━━ SOURCE RECORDS
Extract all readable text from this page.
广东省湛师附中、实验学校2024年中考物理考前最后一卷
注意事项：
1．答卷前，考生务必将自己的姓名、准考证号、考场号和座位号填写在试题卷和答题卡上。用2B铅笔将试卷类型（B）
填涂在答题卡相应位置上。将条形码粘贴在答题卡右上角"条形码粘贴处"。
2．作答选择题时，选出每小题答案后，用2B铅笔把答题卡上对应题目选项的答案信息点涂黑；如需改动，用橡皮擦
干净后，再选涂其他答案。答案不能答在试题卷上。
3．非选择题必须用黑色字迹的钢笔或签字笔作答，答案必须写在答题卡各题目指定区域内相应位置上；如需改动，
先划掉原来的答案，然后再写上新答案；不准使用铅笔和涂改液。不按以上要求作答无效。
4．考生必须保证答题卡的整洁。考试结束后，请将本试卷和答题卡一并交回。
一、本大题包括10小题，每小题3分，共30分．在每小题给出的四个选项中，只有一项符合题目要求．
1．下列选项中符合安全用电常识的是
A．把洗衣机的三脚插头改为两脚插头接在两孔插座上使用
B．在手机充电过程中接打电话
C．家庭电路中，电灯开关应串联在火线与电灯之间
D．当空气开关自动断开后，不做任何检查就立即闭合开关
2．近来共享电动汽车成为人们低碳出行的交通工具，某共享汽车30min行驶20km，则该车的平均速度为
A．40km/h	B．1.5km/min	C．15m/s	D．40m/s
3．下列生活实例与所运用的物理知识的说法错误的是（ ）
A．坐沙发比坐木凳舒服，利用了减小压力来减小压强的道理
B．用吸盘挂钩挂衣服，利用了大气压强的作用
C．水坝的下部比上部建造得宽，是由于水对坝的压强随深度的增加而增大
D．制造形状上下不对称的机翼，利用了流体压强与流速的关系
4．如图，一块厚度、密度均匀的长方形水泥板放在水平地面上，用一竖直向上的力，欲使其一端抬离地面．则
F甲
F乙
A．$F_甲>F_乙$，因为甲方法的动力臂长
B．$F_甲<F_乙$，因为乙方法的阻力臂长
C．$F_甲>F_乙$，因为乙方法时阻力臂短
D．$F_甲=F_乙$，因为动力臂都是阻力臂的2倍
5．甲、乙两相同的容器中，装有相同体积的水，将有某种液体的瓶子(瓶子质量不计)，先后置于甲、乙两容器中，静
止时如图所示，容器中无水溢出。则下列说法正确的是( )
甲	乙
━━━━
→ **AIM OF THE EXERCISE**: Reproduce the material above exactly; please quote every line of it.

→ **FINISHED EXERCISE**:
Extract all readable text from this page.
广东省湛师附中、实验学校2024年中考物理考前最后一卷
注意事项：
1．答卷前，考生务必将自己的姓名、准考证号、考场号和座位号填写在试题卷和答题卡上。用2B铅笔将试卷类型（B）
填涂在答题卡相应位置上。将条形码粘贴在答题卡右上角"条形码粘贴处"。
2．作答选择题时，选出每小题答案后，用2B铅笔把答题卡上对应题目选项的答案信息点涂黑；如需改动，用橡皮擦
干净后，再选涂其他答案。答案不能答在试题卷上。
3．非选择题必须用黑色字迹的钢笔或签字笔作答，答案必须写在答题卡各题目指定区域内相应位置上；如需改动，
先划掉原来的答案，然后再写上新答案；不准使用铅笔和涂改液。不按以上要求作答无效。
4．考生必须保证答题卡的整洁。考试结束后，请将本试卷和答题卡一并交回。
一、本大题包括10小题，每小题3分，共30分．在每小题给出的四个选项中，只有一项符合题目要求．
1．下列选项中符合安全用电常识的是
A．把洗衣机的三脚插头改为两脚插头接在两孔插座上使用
B．在手机充电过程中接打电话
C．家庭电路中，电灯开关应串联在火线与电灯之间
D．当空气开关自动断开后，不做任何检查就立即闭合开关
2．近来共享电动汽车成为人们低碳出行的交通工具，某共享汽车30min行驶20km，则该车的平均速度为
A．40km/h	B．1.5km/min	C．15m/s	D．40m/s
3．下列生活实例与所运用的物理知识的说法错误的是（ ）
A．坐沙发比坐木凳舒服，利用了减小压力来减小压强的道理
B．用吸盘挂钩挂衣服，利用了大气压强的作用
C．水坝的下部比上部建造得宽，是由于水对坝的压强随深度的增加而增大
D．制造形状上下不对称的机翼，利用了流体压强与流速的关系
4．如图，一块厚度、密度均匀的长方形水泥板放在水平地面上，用一竖直向上的力，欲使其一端抬离地面．则
F甲
F乙
A．$F_甲>F_乙$，因为甲方法的动力臂长
B．$F_甲<F_乙$，因为乙方法的阻力臂长
C．$F_甲>F_乙$，因为乙方法时阻力臂短
D．$F_甲=F_乙$，因为动力臂都是阻力臂的2倍
5．甲、乙两相同的容器中，装有相同体积的水，将有某种液体的瓶子(瓶子质量不计)，先后置于甲、乙两容器中，静
止时如图所示，容器中无水溢出。则下列说法正确的是( )
甲	乙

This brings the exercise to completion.